• Working data:
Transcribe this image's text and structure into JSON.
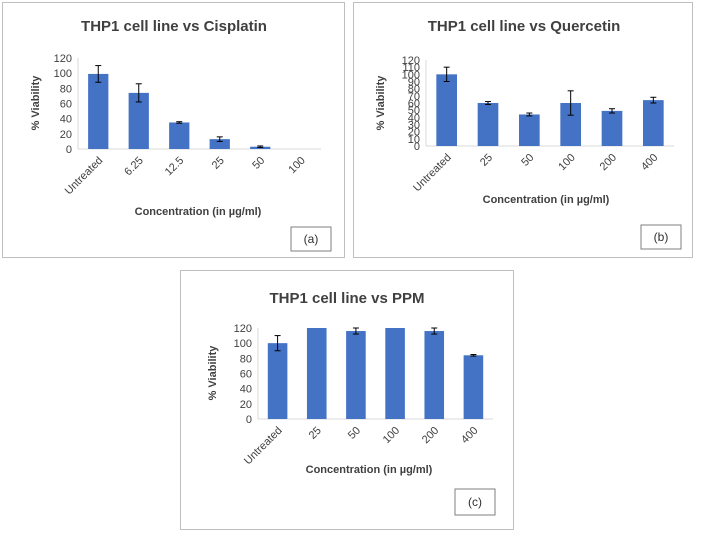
{
  "colors": {
    "bar": "#4472c4",
    "axis": "#d9d9d9",
    "text": "#404040",
    "frame": "#bfbfbf"
  },
  "chart_data": [
    {
      "type": "bar",
      "title": "THP1 cell line vs Cisplatin",
      "xlabel": "Concentration (in µg/ml)",
      "ylabel": "% Viability",
      "panel_label": "(a)",
      "categories": [
        "Untreated",
        "6.25",
        "12.5",
        "25",
        "50",
        "100"
      ],
      "values": [
        99,
        74,
        35,
        13,
        3,
        0
      ],
      "errors": [
        11,
        12,
        1,
        3,
        1,
        0
      ],
      "ylim": [
        0,
        120
      ],
      "yticks": [
        0,
        20,
        40,
        60,
        80,
        100,
        120
      ],
      "grid": false
    },
    {
      "type": "bar",
      "title": "THP1 cell line vs Quercetin",
      "xlabel": "Concentration (in µg/ml)",
      "ylabel": "% Viability",
      "panel_label": "(b)",
      "categories": [
        "Untreated",
        "25",
        "50",
        "100",
        "200",
        "400"
      ],
      "values": [
        100,
        60,
        44,
        60,
        49,
        64
      ],
      "errors": [
        10,
        2,
        2,
        17,
        3,
        4
      ],
      "ylim": [
        0,
        120
      ],
      "yticks": [
        0,
        10,
        20,
        30,
        40,
        50,
        60,
        70,
        80,
        90,
        100,
        110,
        120
      ],
      "grid": false
    },
    {
      "type": "bar",
      "title": "THP1 cell line vs PPM",
      "xlabel": "Concentration (in µg/ml)",
      "ylabel": "% Viability",
      "panel_label": "(c)",
      "categories": [
        "Untreated",
        "25",
        "50",
        "100",
        "200",
        "400"
      ],
      "values": [
        100,
        120,
        116,
        120,
        116,
        84
      ],
      "errors": [
        10,
        0,
        4,
        0,
        4,
        1
      ],
      "ylim": [
        0,
        120
      ],
      "yticks": [
        0,
        20,
        40,
        60,
        80,
        100,
        120
      ],
      "grid": false
    }
  ]
}
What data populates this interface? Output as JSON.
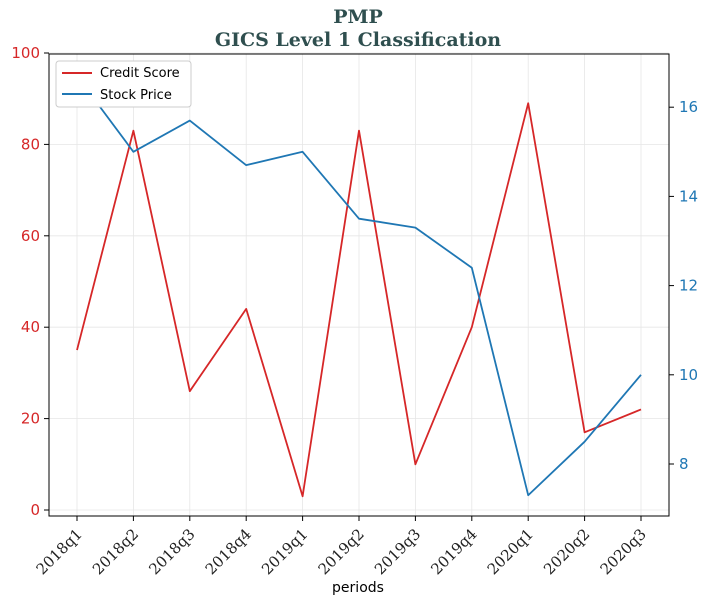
{
  "chart_data": {
    "type": "line",
    "title": "PMP",
    "subtitle": "GICS Level 1 Classification",
    "xlabel": "periods",
    "categories": [
      "2018q1",
      "2018q2",
      "2018q3",
      "2018q4",
      "2019q1",
      "2019q2",
      "2019q3",
      "2019q4",
      "2020q1",
      "2020q2",
      "2020q3"
    ],
    "series": [
      {
        "name": "Credit Score",
        "axis": "left",
        "color": "#d62728",
        "values": [
          35,
          83,
          26,
          44,
          3,
          83,
          10,
          40,
          89,
          17,
          22
        ]
      },
      {
        "name": "Stock Price",
        "axis": "right",
        "color": "#1f77b4",
        "values": [
          16.7,
          15.0,
          15.7,
          14.7,
          15.0,
          13.5,
          13.3,
          12.4,
          7.3,
          8.5,
          10.0
        ]
      }
    ],
    "ylim_left": [
      0,
      100
    ],
    "yticks_left": [
      0,
      20,
      40,
      60,
      80,
      100
    ],
    "ylim_right": [
      7.0,
      17.2
    ],
    "yticks_right": [
      8,
      10,
      12,
      14,
      16
    ],
    "grid": true,
    "legend": "top-left"
  }
}
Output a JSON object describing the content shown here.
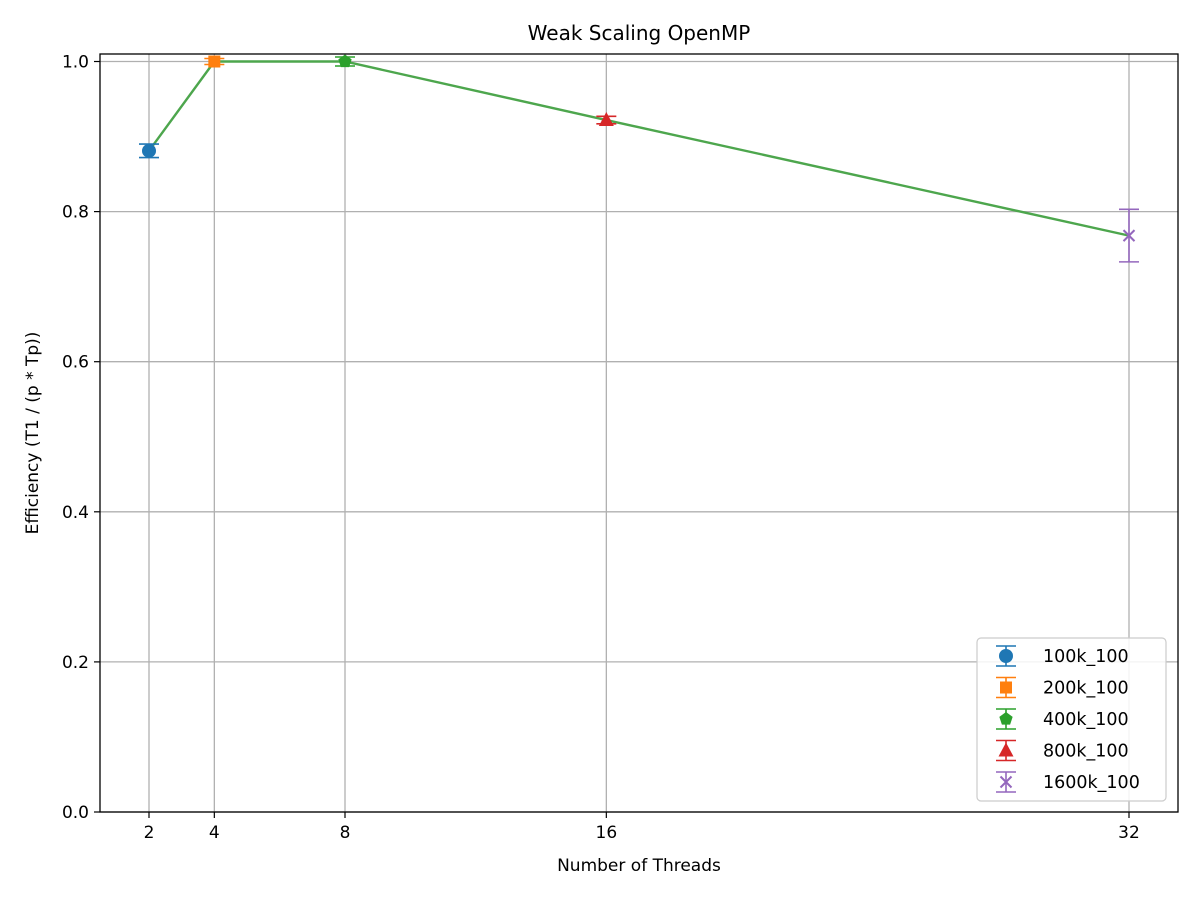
{
  "chart_data": {
    "type": "line",
    "title": "Weak Scaling OpenMP",
    "xlabel": "Number of Threads",
    "ylabel": "Efficiency (T1 / (p * Tp))",
    "xlim": [
      0.5,
      33.5
    ],
    "ylim": [
      0.0,
      1.01
    ],
    "xticks": [
      2,
      4,
      8,
      16,
      32
    ],
    "yticks": [
      0.0,
      0.2,
      0.4,
      0.6,
      0.8,
      1.0
    ],
    "ytick_labels": [
      "0.0",
      "0.2",
      "0.4",
      "0.6",
      "0.8",
      "1.0"
    ],
    "grid": true,
    "legend_position": "lower-right",
    "line": {
      "x": [
        2,
        4,
        8,
        16,
        32
      ],
      "y": [
        0.881,
        1.0,
        1.0,
        0.922,
        0.768
      ],
      "color": "#4da64d"
    },
    "series": [
      {
        "name": "100k_100",
        "x": 2,
        "y": 0.881,
        "err": 0.009,
        "marker": "circle",
        "color": "#1f77b4"
      },
      {
        "name": "200k_100",
        "x": 4,
        "y": 1.0,
        "err": 0.004,
        "marker": "square",
        "color": "#ff7f0e"
      },
      {
        "name": "400k_100",
        "x": 8,
        "y": 1.0,
        "err": 0.006,
        "marker": "pentagon",
        "color": "#2ca02c"
      },
      {
        "name": "800k_100",
        "x": 16,
        "y": 0.922,
        "err": 0.005,
        "marker": "triangle",
        "color": "#d62728"
      },
      {
        "name": "1600k_100",
        "x": 32,
        "y": 0.768,
        "err": 0.035,
        "marker": "x",
        "color": "#9467bd"
      }
    ]
  }
}
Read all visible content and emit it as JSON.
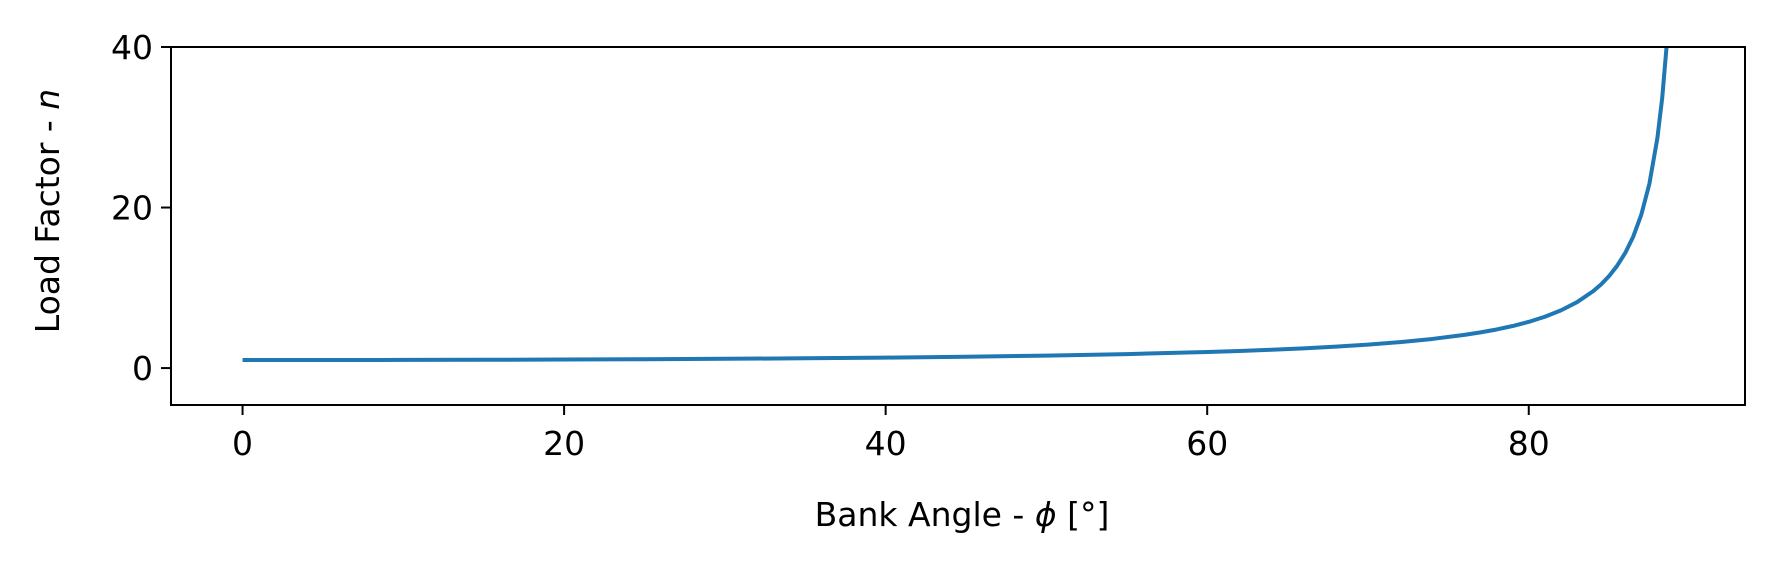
{
  "chart_data": {
    "type": "line",
    "title": "",
    "xlabel": {
      "prefix": "Bank Angle - ",
      "symbol": "ϕ",
      "suffix": " [°]"
    },
    "ylabel": {
      "prefix": "Load Factor - ",
      "symbol": "n"
    },
    "xlim": [
      -4.45,
      93.45
    ],
    "ylim": [
      -4.6,
      40
    ],
    "xticks": [
      0,
      20,
      40,
      60,
      80
    ],
    "yticks": [
      0,
      20,
      40
    ],
    "xtick_labels": [
      "0",
      "20",
      "40",
      "60",
      "80"
    ],
    "ytick_labels": [
      "0",
      "20",
      "40"
    ],
    "grid": false,
    "legend": "none",
    "series": [
      {
        "color": "#1f77b4",
        "x": [
          0,
          5,
          10,
          15,
          20,
          25,
          30,
          35,
          40,
          45,
          50,
          55,
          60,
          62,
          64,
          66,
          68,
          70,
          72,
          74,
          76,
          77,
          78,
          79,
          80,
          81,
          82,
          83,
          84,
          84.5,
          85,
          85.5,
          86,
          86.5,
          87,
          87.5,
          88,
          88.3,
          88.57
        ],
        "y": [
          1.0,
          1.004,
          1.015,
          1.035,
          1.064,
          1.103,
          1.155,
          1.221,
          1.305,
          1.414,
          1.556,
          1.743,
          2.0,
          2.13,
          2.281,
          2.459,
          2.669,
          2.924,
          3.236,
          3.628,
          4.134,
          4.445,
          4.81,
          5.241,
          5.759,
          6.392,
          7.185,
          8.206,
          9.567,
          10.43,
          11.47,
          12.75,
          14.34,
          16.38,
          19.11,
          22.93,
          28.65,
          33.64,
          40.0
        ]
      }
    ]
  }
}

• Task brief:
Reproduce each entry verbatim, excluding any embedded images.

• Exercise result:
Transcribe this image's text and structure into JSON.
{
  "colors": {
    "bar": "#4472c4",
    "axis": "#d9d9d9",
    "text": "#404040",
    "frame": "#bfbfbf"
  },
  "chart_data": [
    {
      "type": "bar",
      "title": "THP1 cell line vs Cisplatin",
      "xlabel": "Concentration (in µg/ml)",
      "ylabel": "% Viability",
      "panel_label": "(a)",
      "categories": [
        "Untreated",
        "6.25",
        "12.5",
        "25",
        "50",
        "100"
      ],
      "values": [
        99,
        74,
        35,
        13,
        3,
        0
      ],
      "errors": [
        11,
        12,
        1,
        3,
        1,
        0
      ],
      "ylim": [
        0,
        120
      ],
      "yticks": [
        0,
        20,
        40,
        60,
        80,
        100,
        120
      ],
      "grid": false
    },
    {
      "type": "bar",
      "title": "THP1 cell line vs Quercetin",
      "xlabel": "Concentration (in µg/ml)",
      "ylabel": "% Viability",
      "panel_label": "(b)",
      "categories": [
        "Untreated",
        "25",
        "50",
        "100",
        "200",
        "400"
      ],
      "values": [
        100,
        60,
        44,
        60,
        49,
        64
      ],
      "errors": [
        10,
        2,
        2,
        17,
        3,
        4
      ],
      "ylim": [
        0,
        120
      ],
      "yticks": [
        0,
        10,
        20,
        30,
        40,
        50,
        60,
        70,
        80,
        90,
        100,
        110,
        120
      ],
      "grid": false
    },
    {
      "type": "bar",
      "title": "THP1 cell line vs PPM",
      "xlabel": "Concentration (in µg/ml)",
      "ylabel": "% Viability",
      "panel_label": "(c)",
      "categories": [
        "Untreated",
        "25",
        "50",
        "100",
        "200",
        "400"
      ],
      "values": [
        100,
        120,
        116,
        120,
        116,
        84
      ],
      "errors": [
        10,
        0,
        4,
        0,
        4,
        1
      ],
      "ylim": [
        0,
        120
      ],
      "yticks": [
        0,
        20,
        40,
        60,
        80,
        100,
        120
      ],
      "grid": false
    }
  ]
}
What data populates this interface? Output as JSON.
{
  "chart_data": {
    "type": "line",
    "title": "PMP",
    "subtitle": "GICS Level 1 Classification",
    "xlabel": "periods",
    "categories": [
      "2018q1",
      "2018q2",
      "2018q3",
      "2018q4",
      "2019q1",
      "2019q2",
      "2019q3",
      "2019q4",
      "2020q1",
      "2020q2",
      "2020q3"
    ],
    "series": [
      {
        "name": "Credit Score",
        "axis": "left",
        "color": "#d62728",
        "values": [
          35,
          83,
          26,
          44,
          3,
          83,
          10,
          40,
          89,
          17,
          22
        ]
      },
      {
        "name": "Stock Price",
        "axis": "right",
        "color": "#1f77b4",
        "values": [
          16.7,
          15.0,
          15.7,
          14.7,
          15.0,
          13.5,
          13.3,
          12.4,
          7.3,
          8.5,
          10.0
        ]
      }
    ],
    "ylim_left": [
      0,
      100
    ],
    "yticks_left": [
      0,
      20,
      40,
      60,
      80,
      100
    ],
    "ylim_right": [
      7.0,
      17.2
    ],
    "yticks_right": [
      8,
      10,
      12,
      14,
      16
    ],
    "grid": true,
    "legend": "top-left"
  }
}
Output a JSON object describing the content shown here.
{
  "chart_data": {
    "type": "line",
    "title": "Weak Scaling OpenMP",
    "xlabel": "Number of Threads",
    "ylabel": "Efficiency (T1 / (p * Tp))",
    "xlim": [
      0.5,
      33.5
    ],
    "ylim": [
      0.0,
      1.01
    ],
    "xticks": [
      2,
      4,
      8,
      16,
      32
    ],
    "yticks": [
      0.0,
      0.2,
      0.4,
      0.6,
      0.8,
      1.0
    ],
    "ytick_labels": [
      "0.0",
      "0.2",
      "0.4",
      "0.6",
      "0.8",
      "1.0"
    ],
    "grid": true,
    "legend_position": "lower-right",
    "line": {
      "x": [
        2,
        4,
        8,
        16,
        32
      ],
      "y": [
        0.881,
        1.0,
        1.0,
        0.922,
        0.768
      ],
      "color": "#4da64d"
    },
    "series": [
      {
        "name": "100k_100",
        "x": 2,
        "y": 0.881,
        "err": 0.009,
        "marker": "circle",
        "color": "#1f77b4"
      },
      {
        "name": "200k_100",
        "x": 4,
        "y": 1.0,
        "err": 0.004,
        "marker": "square",
        "color": "#ff7f0e"
      },
      {
        "name": "400k_100",
        "x": 8,
        "y": 1.0,
        "err": 0.006,
        "marker": "pentagon",
        "color": "#2ca02c"
      },
      {
        "name": "800k_100",
        "x": 16,
        "y": 0.922,
        "err": 0.005,
        "marker": "triangle",
        "color": "#d62728"
      },
      {
        "name": "1600k_100",
        "x": 32,
        "y": 0.768,
        "err": 0.035,
        "marker": "x",
        "color": "#9467bd"
      }
    ]
  }
}
Read all visible content and emit it as JSON.
{
  "chart_data": {
    "type": "line",
    "title": "",
    "xlabel": {
      "prefix": "Bank Angle - ",
      "symbol": "ϕ",
      "suffix": " [°]"
    },
    "ylabel": {
      "prefix": "Load Factor - ",
      "symbol": "n"
    },
    "xlim": [
      -4.45,
      93.45
    ],
    "ylim": [
      -4.6,
      40
    ],
    "xticks": [
      0,
      20,
      40,
      60,
      80
    ],
    "yticks": [
      0,
      20,
      40
    ],
    "xtick_labels": [
      "0",
      "20",
      "40",
      "60",
      "80"
    ],
    "ytick_labels": [
      "0",
      "20",
      "40"
    ],
    "grid": false,
    "legend": "none",
    "series": [
      {
        "color": "#1f77b4",
        "x": [
          0,
          5,
          10,
          15,
          20,
          25,
          30,
          35,
          40,
          45,
          50,
          55,
          60,
          62,
          64,
          66,
          68,
          70,
          72,
          74,
          76,
          77,
          78,
          79,
          80,
          81,
          82,
          83,
          84,
          84.5,
          85,
          85.5,
          86,
          86.5,
          87,
          87.5,
          88,
          88.3,
          88.57
        ],
        "y": [
          1.0,
          1.004,
          1.015,
          1.035,
          1.064,
          1.103,
          1.155,
          1.221,
          1.305,
          1.414,
          1.556,
          1.743,
          2.0,
          2.13,
          2.281,
          2.459,
          2.669,
          2.924,
          3.236,
          3.628,
          4.134,
          4.445,
          4.81,
          5.241,
          5.759,
          6.392,
          7.185,
          8.206,
          9.567,
          10.43,
          11.47,
          12.75,
          14.34,
          16.38,
          19.11,
          22.93,
          28.65,
          33.64,
          40.0
        ]
      }
    ]
  }
}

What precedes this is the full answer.